::: PROVIDED DATA :::

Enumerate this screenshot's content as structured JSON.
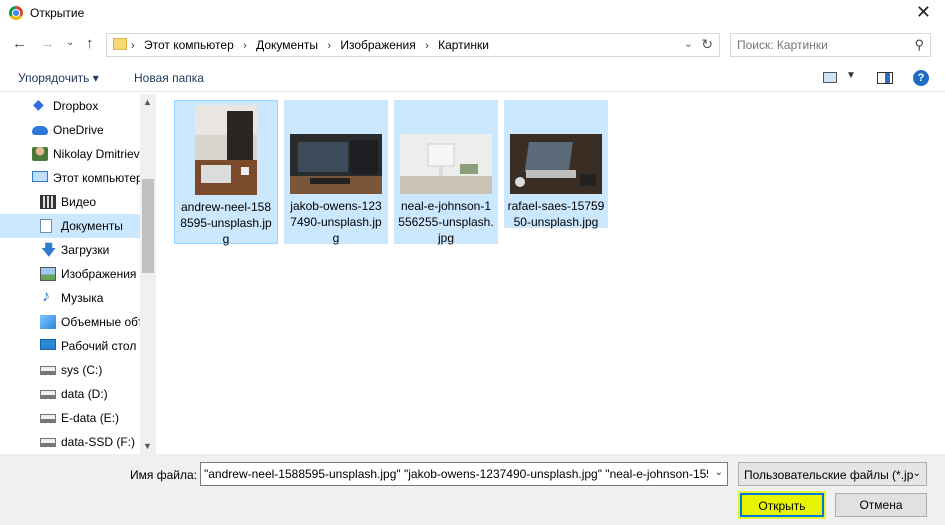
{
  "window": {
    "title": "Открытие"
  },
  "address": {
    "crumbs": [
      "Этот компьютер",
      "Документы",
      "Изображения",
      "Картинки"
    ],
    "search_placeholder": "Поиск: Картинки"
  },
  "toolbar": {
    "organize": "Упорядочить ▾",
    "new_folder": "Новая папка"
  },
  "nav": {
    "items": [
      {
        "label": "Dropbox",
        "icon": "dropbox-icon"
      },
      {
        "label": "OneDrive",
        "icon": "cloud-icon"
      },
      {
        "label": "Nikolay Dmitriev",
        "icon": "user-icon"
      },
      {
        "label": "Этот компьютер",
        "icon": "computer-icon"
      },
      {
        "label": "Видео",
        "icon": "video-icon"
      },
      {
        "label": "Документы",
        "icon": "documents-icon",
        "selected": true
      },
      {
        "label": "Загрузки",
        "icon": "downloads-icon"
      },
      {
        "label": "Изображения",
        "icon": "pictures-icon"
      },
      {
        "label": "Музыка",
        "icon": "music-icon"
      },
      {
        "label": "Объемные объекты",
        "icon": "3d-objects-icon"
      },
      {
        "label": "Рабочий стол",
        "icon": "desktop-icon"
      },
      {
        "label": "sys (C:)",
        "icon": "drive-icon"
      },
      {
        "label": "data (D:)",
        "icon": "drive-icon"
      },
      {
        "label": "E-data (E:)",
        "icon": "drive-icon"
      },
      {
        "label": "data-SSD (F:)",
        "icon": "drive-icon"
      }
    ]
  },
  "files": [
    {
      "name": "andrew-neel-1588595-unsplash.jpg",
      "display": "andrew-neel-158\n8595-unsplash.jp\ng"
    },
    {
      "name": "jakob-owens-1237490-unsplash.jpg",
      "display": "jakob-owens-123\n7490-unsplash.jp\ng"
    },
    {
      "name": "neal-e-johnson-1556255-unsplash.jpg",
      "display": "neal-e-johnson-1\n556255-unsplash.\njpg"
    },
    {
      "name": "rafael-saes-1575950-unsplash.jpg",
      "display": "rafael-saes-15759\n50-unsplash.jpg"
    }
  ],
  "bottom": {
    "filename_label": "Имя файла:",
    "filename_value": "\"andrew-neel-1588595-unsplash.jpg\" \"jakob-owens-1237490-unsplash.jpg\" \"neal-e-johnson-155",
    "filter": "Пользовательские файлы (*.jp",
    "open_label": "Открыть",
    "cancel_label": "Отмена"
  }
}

:::
::: PROVIDED DATA :::

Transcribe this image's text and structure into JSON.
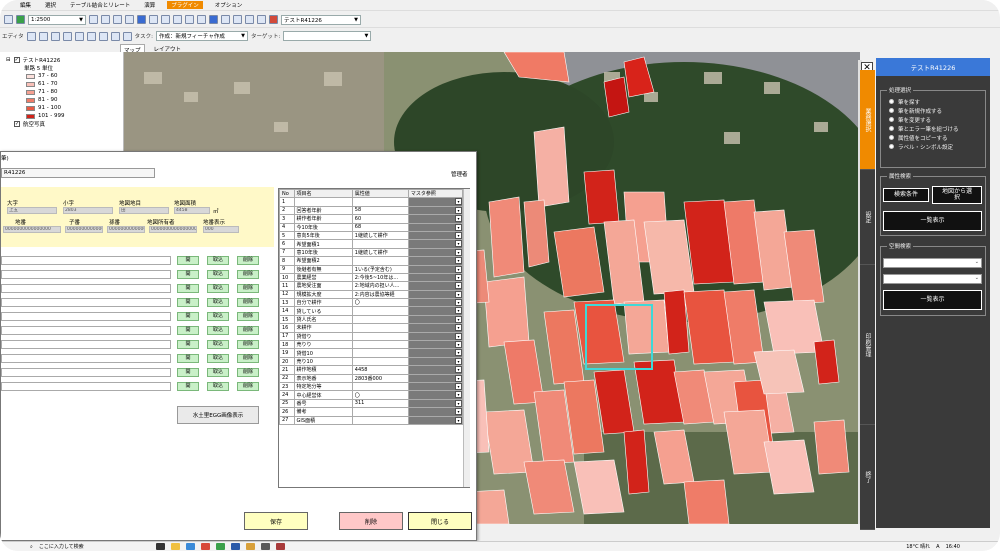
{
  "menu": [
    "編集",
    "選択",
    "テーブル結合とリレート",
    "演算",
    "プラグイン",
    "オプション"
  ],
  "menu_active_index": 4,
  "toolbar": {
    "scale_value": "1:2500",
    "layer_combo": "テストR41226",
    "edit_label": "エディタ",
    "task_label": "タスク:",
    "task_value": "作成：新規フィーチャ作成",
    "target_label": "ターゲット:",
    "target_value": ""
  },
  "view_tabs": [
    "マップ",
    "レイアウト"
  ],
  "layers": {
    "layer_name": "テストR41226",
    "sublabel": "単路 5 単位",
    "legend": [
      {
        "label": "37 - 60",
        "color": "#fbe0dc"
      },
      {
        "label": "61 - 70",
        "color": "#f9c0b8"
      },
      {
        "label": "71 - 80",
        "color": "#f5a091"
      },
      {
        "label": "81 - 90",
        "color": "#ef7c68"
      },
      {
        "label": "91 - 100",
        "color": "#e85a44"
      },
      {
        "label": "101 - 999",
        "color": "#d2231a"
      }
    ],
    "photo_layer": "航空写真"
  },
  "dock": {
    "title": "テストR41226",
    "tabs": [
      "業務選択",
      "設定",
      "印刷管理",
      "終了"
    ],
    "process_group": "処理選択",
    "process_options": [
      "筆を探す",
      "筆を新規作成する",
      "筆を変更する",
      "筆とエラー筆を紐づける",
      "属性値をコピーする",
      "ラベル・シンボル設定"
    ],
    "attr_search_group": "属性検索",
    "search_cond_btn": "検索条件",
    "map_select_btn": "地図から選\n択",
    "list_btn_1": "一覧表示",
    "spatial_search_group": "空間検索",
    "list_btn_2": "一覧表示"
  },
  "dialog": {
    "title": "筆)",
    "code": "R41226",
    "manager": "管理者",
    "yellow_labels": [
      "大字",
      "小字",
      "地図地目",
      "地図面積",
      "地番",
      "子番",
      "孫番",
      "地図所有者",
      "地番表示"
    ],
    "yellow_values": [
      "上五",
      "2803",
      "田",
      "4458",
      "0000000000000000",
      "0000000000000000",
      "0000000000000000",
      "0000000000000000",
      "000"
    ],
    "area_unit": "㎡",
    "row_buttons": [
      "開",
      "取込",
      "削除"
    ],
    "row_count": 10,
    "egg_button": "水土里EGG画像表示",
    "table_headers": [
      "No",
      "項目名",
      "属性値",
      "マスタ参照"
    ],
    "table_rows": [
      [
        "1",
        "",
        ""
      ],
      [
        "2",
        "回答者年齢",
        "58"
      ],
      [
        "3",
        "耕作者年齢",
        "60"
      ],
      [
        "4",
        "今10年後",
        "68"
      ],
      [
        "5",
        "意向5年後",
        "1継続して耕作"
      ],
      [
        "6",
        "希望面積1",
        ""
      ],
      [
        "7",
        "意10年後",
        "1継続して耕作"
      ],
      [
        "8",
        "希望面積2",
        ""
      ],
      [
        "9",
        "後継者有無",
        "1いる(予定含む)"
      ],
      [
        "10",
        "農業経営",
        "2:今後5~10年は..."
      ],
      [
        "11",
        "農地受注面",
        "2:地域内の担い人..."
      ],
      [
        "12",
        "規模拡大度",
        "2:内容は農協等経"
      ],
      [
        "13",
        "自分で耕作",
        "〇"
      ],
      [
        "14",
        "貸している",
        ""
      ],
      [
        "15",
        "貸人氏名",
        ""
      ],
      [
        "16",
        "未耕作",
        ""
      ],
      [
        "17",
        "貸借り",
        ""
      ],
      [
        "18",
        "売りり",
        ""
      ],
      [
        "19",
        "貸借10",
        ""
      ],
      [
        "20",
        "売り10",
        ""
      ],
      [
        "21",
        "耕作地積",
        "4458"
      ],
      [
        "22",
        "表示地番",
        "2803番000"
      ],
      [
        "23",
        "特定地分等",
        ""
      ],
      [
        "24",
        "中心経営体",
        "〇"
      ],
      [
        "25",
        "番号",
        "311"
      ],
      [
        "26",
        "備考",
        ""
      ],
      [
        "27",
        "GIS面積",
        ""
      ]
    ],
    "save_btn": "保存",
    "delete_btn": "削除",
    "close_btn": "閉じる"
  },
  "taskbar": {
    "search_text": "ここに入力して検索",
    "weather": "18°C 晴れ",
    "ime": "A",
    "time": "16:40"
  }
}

:::

• WRITTEN TASK:
Select the lines from the entries that include the word "this".

• EXPECTED OUTPUT:
Enumerate this screenshot's content as structured JSON.
Transcribe this image's text and structure into JSON.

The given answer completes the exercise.